■ Short problem ■
Quote the entries in full, character for character, without their images.

■ The input ■
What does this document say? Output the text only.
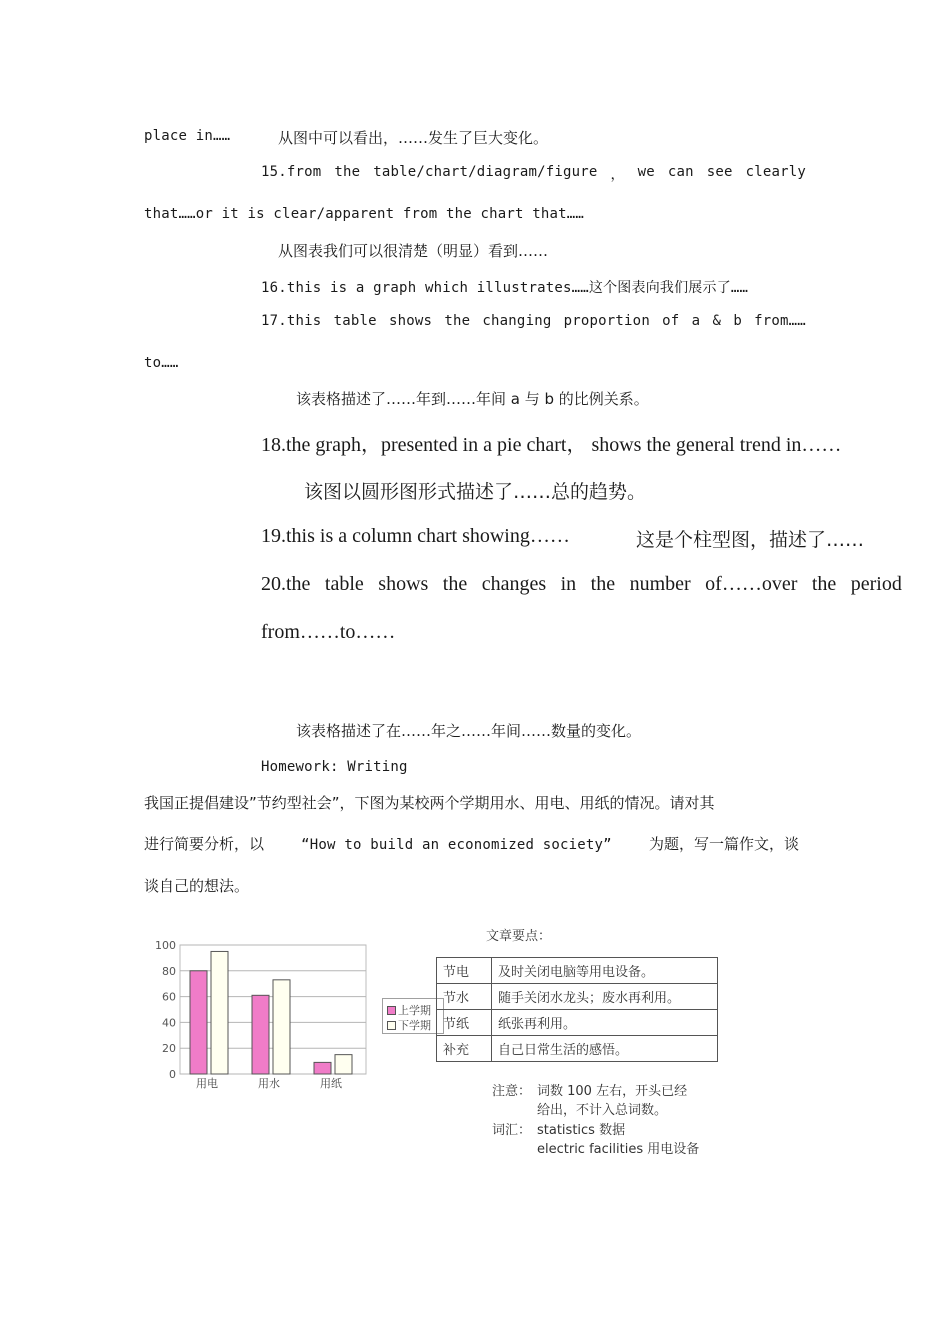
place in……	从图中可以看出，……发生了巨大变化。
15.from the table/chart/diagram/figure ， we can see clearly
that……or it is clear/apparent from the chart that……
从图表我们可以很清楚（明显）看到……
16.this is a graph which illustrates……这个图表向我们展示了……
17.this table shows the changing proportion of a & b from……
to……
该表格描述了……年到……年间 a 与 b 的比例关系。
18.the graph，presented in a pie chart， shows the general trend in……
该图以圆形图形式描述了……总的趋势。
19.this is a column chart showing……	这是个柱型图，描述了……
20.the table shows the changes in the number of……over the period
from……to……
该表格描述了在……年之……年间……数量的变化。
Homework: Writing
我国正提倡建设”节约型社会”，下图为某校两个学期用水、用电、用纸的情况。请对其
进行简要分析，以	“How to build an economized society” 为题，写一篇作文，谈
谈自己的想法。
0
20
40
60
80
100
用电	用水	用纸
上学期
下学期
文章要点：
节电	及时关闭电脑等用电设备。
节水	随手关闭水龙头；废水再利用。
节纸	纸张再利用。
补充	自己日常生活的感悟。
注意： 词数 100 左右，开头已经
给出，不计入总词数。
词汇： statistics 数据
electric facilities 用电设备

■ Reply ■
What does this document say? Output the text only.
place in……	从图中可以看出，……发生了巨大变化。
15.from the table/chart/diagram/figure ， we can see clearly
that……or it is clear/apparent from the chart that……
从图表我们可以很清楚（明显）看到……
16.this is a graph which illustrates……这个图表向我们展示了……
17.this table shows the changing proportion of a & b from……
to……
该表格描述了……年到……年间 a 与 b 的比例关系。
18.the graph，presented in a pie chart， shows the general trend in……
该图以圆形图形式描述了……总的趋势。
19.this is a column chart showing……	这是个柱型图，描述了……
20.the table shows the changes in the number of……over the period
from……to……
该表格描述了在……年之……年间……数量的变化。
Homework: Writing
我国正提倡建设”节约型社会”，下图为某校两个学期用水、用电、用纸的情况。请对其
进行简要分析，以	“How to build an economized society” 为题，写一篇作文，谈
谈自己的想法。
0
20
40
60
80
100
用电	用水	用纸
上学期
下学期
文章要点：
节电	及时关闭电脑等用电设备。
节水	随手关闭水龙头；废水再利用。
节纸	纸张再利用。
补充	自己日常生活的感悟。
注意： 词数 100 左右，开头已经
给出，不计入总词数。
词汇： statistics 数据
electric facilities 用电设备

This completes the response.